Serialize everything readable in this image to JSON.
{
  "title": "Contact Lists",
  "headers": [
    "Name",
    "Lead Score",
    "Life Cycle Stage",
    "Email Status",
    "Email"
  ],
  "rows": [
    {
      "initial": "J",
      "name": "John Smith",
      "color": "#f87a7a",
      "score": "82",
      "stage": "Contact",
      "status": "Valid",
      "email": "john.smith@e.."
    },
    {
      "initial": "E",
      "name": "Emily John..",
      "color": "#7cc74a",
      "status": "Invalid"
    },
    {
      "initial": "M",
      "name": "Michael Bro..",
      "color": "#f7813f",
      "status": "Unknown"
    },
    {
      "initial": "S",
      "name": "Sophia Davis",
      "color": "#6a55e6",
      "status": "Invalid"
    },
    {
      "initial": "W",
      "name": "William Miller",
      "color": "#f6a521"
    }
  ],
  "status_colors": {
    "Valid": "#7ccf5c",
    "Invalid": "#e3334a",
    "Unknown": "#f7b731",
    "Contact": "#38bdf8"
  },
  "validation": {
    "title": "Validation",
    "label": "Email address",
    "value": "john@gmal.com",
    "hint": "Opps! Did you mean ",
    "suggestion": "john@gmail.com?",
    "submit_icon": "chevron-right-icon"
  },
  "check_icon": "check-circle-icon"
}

================

Prompt: Copy all of the material word for word.

Expected output:
Serialize everything readable in this image to JSON.
{
  "title": "Contact Lists",
  "headers": [
    "Name",
    "Lead Score",
    "Life Cycle Stage",
    "Email Status",
    "Email"
  ],
  "rows": [
    {
      "initial": "J",
      "name": "John Smith",
      "color": "#f87a7a",
      "score": "82",
      "stage": "Contact",
      "status": "Valid",
      "email": "john.smith@e.."
    },
    {
      "initial": "E",
      "name": "Emily John..",
      "color": "#7cc74a",
      "status": "Invalid"
    },
    {
      "initial": "M",
      "name": "Michael Bro..",
      "color": "#f7813f",
      "status": "Unknown"
    },
    {
      "initial": "S",
      "name": "Sophia Davis",
      "color": "#6a55e6",
      "status": "Invalid"
    },
    {
      "initial": "W",
      "name": "William Miller",
      "color": "#f6a521"
    }
  ],
  "status_colors": {
    "Valid": "#7ccf5c",
    "Invalid": "#e3334a",
    "Unknown": "#f7b731",
    "Contact": "#38bdf8"
  },
  "validation": {
    "title": "Validation",
    "label": "Email address",
    "value": "john@gmal.com",
    "hint": "Opps! Did you mean ",
    "suggestion": "john@gmail.com?",
    "submit_icon": "chevron-right-icon"
  },
  "check_icon": "check-circle-icon"
}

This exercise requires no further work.